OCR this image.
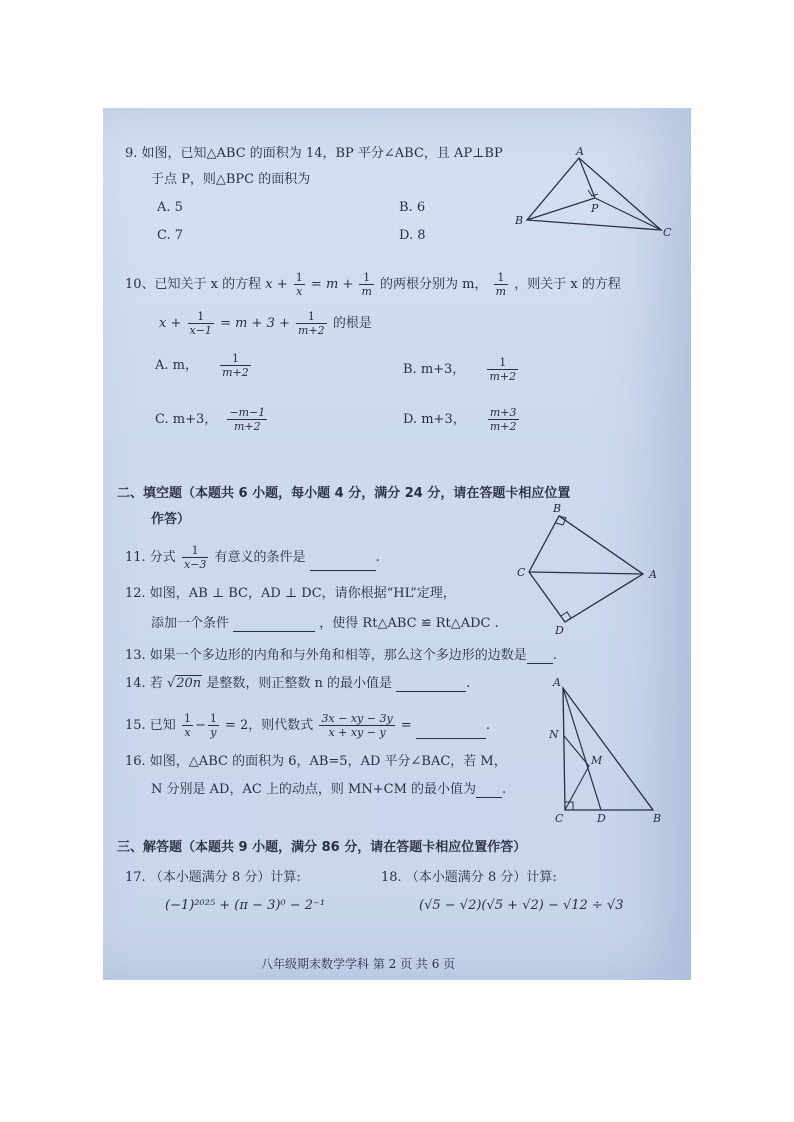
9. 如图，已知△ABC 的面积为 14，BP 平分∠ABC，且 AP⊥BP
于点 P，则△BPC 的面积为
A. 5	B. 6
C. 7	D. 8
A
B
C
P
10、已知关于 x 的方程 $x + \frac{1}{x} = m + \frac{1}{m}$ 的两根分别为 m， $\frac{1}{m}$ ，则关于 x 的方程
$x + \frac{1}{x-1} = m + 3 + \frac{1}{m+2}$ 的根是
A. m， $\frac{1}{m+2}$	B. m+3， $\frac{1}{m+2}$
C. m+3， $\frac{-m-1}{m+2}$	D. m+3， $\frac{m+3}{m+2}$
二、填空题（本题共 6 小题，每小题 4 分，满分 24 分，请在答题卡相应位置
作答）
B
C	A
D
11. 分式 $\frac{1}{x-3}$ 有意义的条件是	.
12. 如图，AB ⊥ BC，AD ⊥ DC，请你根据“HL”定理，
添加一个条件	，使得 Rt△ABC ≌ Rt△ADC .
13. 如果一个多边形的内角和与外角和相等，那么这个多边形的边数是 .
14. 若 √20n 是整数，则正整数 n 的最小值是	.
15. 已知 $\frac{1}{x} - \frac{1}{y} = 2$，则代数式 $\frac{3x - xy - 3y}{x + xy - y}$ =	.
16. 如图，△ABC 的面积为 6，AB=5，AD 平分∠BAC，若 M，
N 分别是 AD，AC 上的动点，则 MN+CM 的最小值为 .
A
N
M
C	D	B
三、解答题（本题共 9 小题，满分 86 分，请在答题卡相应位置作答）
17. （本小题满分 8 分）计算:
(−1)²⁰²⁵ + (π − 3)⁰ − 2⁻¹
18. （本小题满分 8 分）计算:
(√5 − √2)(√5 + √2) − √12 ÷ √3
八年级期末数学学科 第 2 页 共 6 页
--------------------
- [To do] Copy all lines in the listing above where the string "frac" appears.

- [Task output]
10、已知关于 x 的方程 $x + \frac{1}{x} = m + \frac{1}{m}$ 的两根分别为 m， $\frac{1}{m}$ ，则关于 x 的方程
$x + \frac{1}{x-1} = m + 3 + \frac{1}{m+2}$ 的根是
A. m， $\frac{1}{m+2}$	B. m+3， $\frac{1}{m+2}$
C. m+3， $\frac{-m-1}{m+2}$	D. m+3， $\frac{m+3}{m+2}$
11. 分式 $\frac{1}{x-3}$ 有意义的条件是	.
15. 已知 $\frac{1}{x} - \frac{1}{y} = 2$，则代数式 $\frac{3x - xy - 3y}{x + xy - y}$ =	.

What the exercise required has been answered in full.